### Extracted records

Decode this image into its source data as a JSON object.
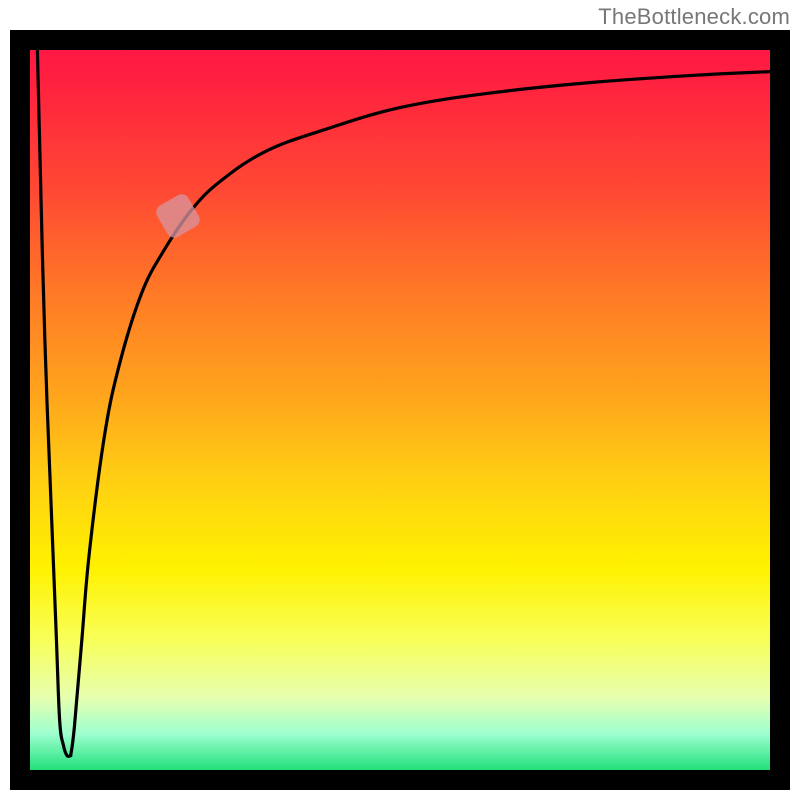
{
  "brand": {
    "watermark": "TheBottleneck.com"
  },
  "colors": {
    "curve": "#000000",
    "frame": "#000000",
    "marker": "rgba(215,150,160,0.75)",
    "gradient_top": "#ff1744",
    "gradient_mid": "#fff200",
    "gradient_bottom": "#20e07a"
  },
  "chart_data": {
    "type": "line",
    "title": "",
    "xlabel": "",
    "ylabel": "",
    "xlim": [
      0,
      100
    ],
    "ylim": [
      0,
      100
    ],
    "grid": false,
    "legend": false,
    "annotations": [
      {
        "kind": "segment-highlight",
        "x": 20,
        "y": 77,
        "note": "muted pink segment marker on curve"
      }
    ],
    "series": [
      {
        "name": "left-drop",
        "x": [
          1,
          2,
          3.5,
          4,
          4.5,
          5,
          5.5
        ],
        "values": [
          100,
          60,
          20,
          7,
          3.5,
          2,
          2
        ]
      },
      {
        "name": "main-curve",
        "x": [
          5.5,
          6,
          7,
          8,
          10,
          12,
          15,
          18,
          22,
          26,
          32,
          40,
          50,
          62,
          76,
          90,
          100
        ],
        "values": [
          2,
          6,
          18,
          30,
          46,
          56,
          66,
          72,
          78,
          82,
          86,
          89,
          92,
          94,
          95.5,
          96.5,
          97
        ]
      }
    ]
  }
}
* * *
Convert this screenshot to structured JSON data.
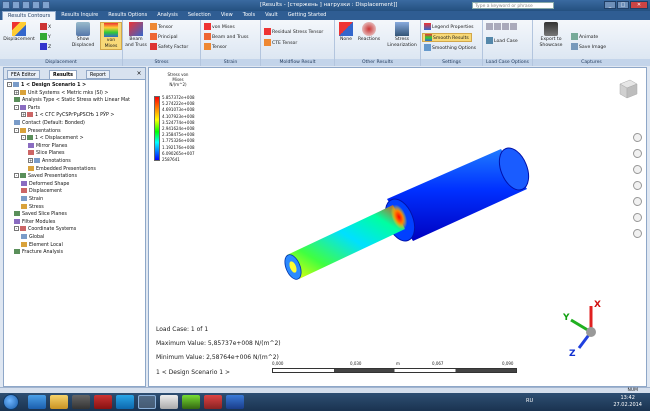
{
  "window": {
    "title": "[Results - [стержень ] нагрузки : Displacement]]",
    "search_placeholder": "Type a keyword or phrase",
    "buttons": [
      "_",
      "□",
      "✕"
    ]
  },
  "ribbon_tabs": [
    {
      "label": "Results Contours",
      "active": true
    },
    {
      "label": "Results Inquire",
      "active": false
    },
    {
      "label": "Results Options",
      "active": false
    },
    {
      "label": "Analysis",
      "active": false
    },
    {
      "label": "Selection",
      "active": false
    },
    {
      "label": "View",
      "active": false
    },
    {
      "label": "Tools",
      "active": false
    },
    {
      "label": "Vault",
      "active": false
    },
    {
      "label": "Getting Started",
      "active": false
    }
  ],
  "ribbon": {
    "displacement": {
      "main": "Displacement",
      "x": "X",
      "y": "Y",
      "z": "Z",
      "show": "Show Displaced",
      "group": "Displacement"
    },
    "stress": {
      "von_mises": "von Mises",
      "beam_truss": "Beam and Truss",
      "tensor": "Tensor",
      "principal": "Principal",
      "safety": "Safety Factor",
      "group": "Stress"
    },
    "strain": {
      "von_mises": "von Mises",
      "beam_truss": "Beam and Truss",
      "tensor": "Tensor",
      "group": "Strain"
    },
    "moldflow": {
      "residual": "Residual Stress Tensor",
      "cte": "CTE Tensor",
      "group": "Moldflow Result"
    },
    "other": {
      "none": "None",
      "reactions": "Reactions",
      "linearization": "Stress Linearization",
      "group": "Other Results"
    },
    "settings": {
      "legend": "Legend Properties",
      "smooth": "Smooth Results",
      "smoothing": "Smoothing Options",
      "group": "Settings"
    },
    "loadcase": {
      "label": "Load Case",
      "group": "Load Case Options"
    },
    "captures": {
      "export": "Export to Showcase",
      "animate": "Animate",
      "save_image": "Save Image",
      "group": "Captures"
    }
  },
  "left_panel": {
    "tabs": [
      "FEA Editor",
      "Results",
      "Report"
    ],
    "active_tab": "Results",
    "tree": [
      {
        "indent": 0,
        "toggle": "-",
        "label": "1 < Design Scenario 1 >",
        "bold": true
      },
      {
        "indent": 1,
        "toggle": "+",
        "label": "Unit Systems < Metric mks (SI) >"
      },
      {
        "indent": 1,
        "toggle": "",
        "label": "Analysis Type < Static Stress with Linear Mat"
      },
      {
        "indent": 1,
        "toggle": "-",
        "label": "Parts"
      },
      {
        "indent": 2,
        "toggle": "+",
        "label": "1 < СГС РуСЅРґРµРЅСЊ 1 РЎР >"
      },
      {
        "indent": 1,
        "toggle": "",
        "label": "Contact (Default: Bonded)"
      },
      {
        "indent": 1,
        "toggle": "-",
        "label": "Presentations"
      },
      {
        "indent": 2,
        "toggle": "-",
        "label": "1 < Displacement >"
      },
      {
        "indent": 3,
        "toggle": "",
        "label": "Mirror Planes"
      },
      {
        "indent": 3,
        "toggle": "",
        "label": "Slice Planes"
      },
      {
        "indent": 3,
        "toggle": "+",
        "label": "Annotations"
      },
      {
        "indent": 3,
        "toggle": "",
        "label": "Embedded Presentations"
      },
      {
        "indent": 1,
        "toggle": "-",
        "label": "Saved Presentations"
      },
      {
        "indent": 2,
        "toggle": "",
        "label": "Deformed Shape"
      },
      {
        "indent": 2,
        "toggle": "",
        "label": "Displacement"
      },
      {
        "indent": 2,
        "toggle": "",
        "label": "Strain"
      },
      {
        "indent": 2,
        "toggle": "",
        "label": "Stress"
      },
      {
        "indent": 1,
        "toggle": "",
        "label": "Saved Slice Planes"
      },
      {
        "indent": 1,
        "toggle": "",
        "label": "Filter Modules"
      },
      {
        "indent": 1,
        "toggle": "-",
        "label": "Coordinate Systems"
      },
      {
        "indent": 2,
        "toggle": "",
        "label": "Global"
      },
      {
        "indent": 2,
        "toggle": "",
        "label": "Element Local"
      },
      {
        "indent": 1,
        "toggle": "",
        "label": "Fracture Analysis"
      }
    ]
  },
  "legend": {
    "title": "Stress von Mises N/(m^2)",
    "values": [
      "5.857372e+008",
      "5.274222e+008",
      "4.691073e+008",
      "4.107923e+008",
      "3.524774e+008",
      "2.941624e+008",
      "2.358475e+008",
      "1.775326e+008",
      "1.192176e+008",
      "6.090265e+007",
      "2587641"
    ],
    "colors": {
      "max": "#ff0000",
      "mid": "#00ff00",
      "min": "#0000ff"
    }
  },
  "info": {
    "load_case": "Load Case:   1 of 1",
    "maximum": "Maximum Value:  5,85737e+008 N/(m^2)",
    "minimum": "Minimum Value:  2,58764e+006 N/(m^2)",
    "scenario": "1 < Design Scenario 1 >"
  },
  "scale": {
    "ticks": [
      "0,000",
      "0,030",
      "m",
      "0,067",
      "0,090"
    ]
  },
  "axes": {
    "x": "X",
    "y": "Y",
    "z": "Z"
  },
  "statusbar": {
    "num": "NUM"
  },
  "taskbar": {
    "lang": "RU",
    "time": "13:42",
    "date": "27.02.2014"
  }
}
---
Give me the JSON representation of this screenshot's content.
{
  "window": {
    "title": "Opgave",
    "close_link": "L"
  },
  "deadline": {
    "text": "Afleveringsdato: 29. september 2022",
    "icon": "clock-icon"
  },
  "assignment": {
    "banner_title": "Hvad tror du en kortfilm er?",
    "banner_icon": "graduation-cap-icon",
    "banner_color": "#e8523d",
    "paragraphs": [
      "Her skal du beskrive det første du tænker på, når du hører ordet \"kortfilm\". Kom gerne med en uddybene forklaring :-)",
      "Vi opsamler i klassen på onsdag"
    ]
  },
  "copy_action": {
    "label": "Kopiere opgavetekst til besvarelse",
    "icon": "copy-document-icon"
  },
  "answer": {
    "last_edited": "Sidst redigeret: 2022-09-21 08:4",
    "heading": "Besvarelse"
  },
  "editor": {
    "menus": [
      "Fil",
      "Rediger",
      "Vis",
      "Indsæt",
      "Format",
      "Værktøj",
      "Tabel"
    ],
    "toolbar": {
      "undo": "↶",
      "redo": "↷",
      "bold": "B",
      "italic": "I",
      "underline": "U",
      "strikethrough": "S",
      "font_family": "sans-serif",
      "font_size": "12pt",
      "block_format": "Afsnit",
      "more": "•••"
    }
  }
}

### Exercise task
Tally the lines in the records above that contain the word "legend", and give only that number.

### Answer for this exercise
3